Part of a data file:
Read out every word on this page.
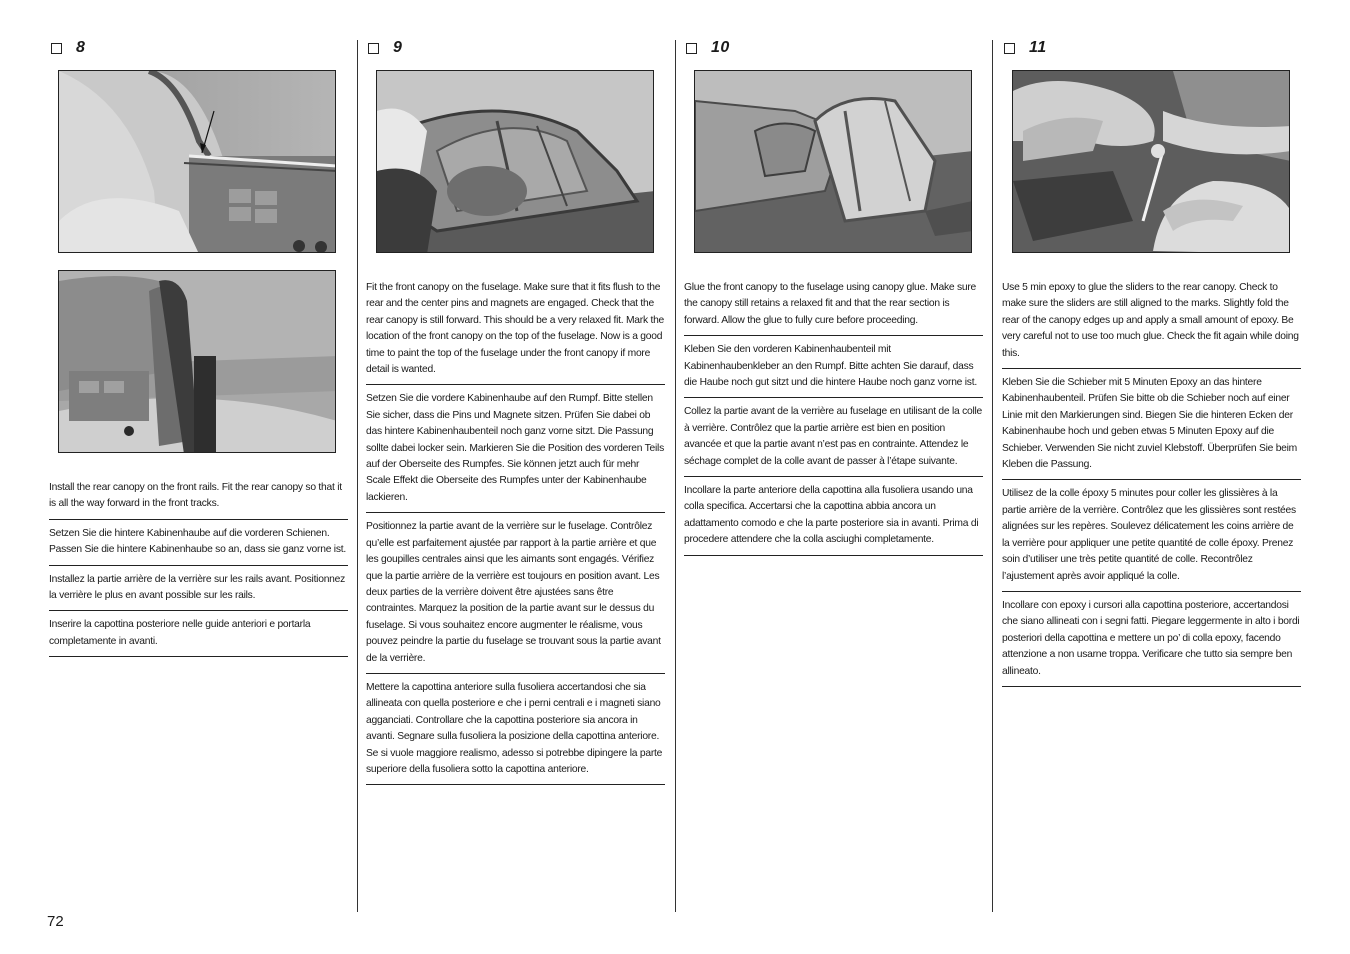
8
Install the rear canopy on the front rails. Fit the rear canopy so that it is all the way forward in the front tracks.
Setzen Sie die hintere Kabinenhaube auf die vorderen Schienen. Passen Sie die hintere Kabinenhaube so an, dass sie ganz vorne ist.
Installez la partie arrière de la verrière sur les rails avant. Positionnez la verrière le plus en avant possible sur les rails.
Inserire la capottina posteriore nelle guide anteriori e portarla completamente in avanti.
9
Fit the front canopy on the fuselage. Make sure that it fits flush to the rear and the center pins and magnets are engaged. Check that the rear canopy is still forward. This should be a very relaxed fit. Mark the location of the front canopy on the top of the fuselage. Now is a good time to paint the top of the fuselage under the front canopy if more detail is wanted.
Setzen Sie die vordere Kabinenhaube auf den Rumpf. Bitte stellen Sie sicher, dass die Pins und Magnete sitzen. Prüfen Sie dabei ob das hintere Kabinenhaubenteil noch ganz vorne sitzt. Die Passung sollte dabei locker sein. Markieren Sie die Position des vorderen Teils auf der Oberseite des Rumpfes. Sie können jetzt auch für mehr Scale Effekt die Oberseite des Rumpfes unter der Kabinenhaube lackieren.
Positionnez la partie avant de la verrière sur le fuselage. Contrôlez qu’elle est parfaitement ajustée par rapport à la partie arrière et que les goupilles centrales ainsi que les aimants sont engagés. Vérifiez que la partie arrière de la verrière est toujours en position avant. Les deux parties de la verrière doivent être ajustées sans être contraintes. Marquez la position de la partie avant sur le dessus du fuselage. Si vous souhaitez encore augmenter le réalisme, vous pouvez peindre la partie du fuselage se trouvant sous la partie avant de la verrière.
Mettere la capottina anteriore sulla fusoliera accertandosi che sia allineata con quella posteriore e che i perni centrali e i magneti siano agganciati. Controllare che la capottina posteriore sia ancora in avanti. Segnare sulla fusoliera la posizione della capottina anteriore. Se si vuole maggiore realismo, adesso si potrebbe dipingere la parte superiore della fusoliera sotto la capottina anteriore.
10
Glue the front canopy to the fuselage using canopy glue. Make sure the canopy still retains a relaxed fit and that the rear section is forward. Allow the glue to fully cure before proceeding.
Kleben Sie den vorderen Kabinenhaubenteil mit Kabinenhaubenkleber an den Rumpf. Bitte achten Sie darauf, dass die Haube noch gut sitzt und die hintere Haube noch ganz vorne ist.
Collez la partie avant de la verrière au fuselage en utilisant de la colle à verrière. Contrôlez que la partie arrière est bien en position avancée et que la partie avant n’est pas en contrainte. Attendez le séchage complet de la colle avant de passer à l’étape suivante.
Incollare la parte anteriore della capottina alla fusoliera usando una colla specifica. Accertarsi che la capottina abbia ancora un adattamento comodo e che la parte posteriore sia in avanti. Prima di procedere attendere che la colla asciughi completamente.
11
Use 5 min epoxy to glue the sliders to the rear canopy. Check to make sure the sliders are still aligned to the marks. Slightly fold the rear of the canopy edges up and apply a small amount of epoxy. Be very careful not to use too much glue. Check the fit again while doing this.
Kleben Sie die Schieber mit 5 Minuten Epoxy an das hintere Kabinenhaubenteil. Prüfen Sie bitte ob die Schieber noch auf einer Linie mit den Markierungen sind. Biegen Sie die hinteren Ecken der Kabinenhaube hoch und geben etwas 5 Minuten Epoxy auf die Schieber. Verwenden Sie nicht zuviel Klebstoff. Überprüfen Sie beim Kleben die Passung.
Utilisez de la colle époxy 5 minutes pour coller les glissières à la partie arrière de la verrière. Contrôlez que les glissières sont restées alignées sur les repères. Soulevez délicatement les coins arrière de la verrière pour appliquer une petite quantité de colle époxy. Prenez soin d’utiliser une très petite quantité de colle. Recontrôlez l’ajustement après avoir appliqué la colle.
Incollare con epoxy i cursori alla capottina posteriore, accertandosi che siano allineati con i segni fatti. Piegare leggermente in alto i bordi posteriori della capottina e mettere un po’ di colla epoxy, facendo attenzione a non usarne troppa. Verificare che tutto sia sempre ben allineato.
72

**Directive**
From the entries above, copy every line containing the word "Check".

**Problem solution**
Fit the front canopy on the fuselage. Make sure that it fits flush to the rear and the center pins and magnets are engaged. Check that the rear canopy is still forward. This should be a very relaxed fit. Mark the location of the front canopy on the top of the fuselage. Now is a good time to paint the top of the fuselage under the front canopy if more detail is wanted.
Use 5 min epoxy to glue the sliders to the rear canopy. Check to make sure the sliders are still aligned to the marks. Slightly fold the rear of the canopy edges up and apply a small amount of epoxy. Be very careful not to use too much glue. Check the fit again while doing this.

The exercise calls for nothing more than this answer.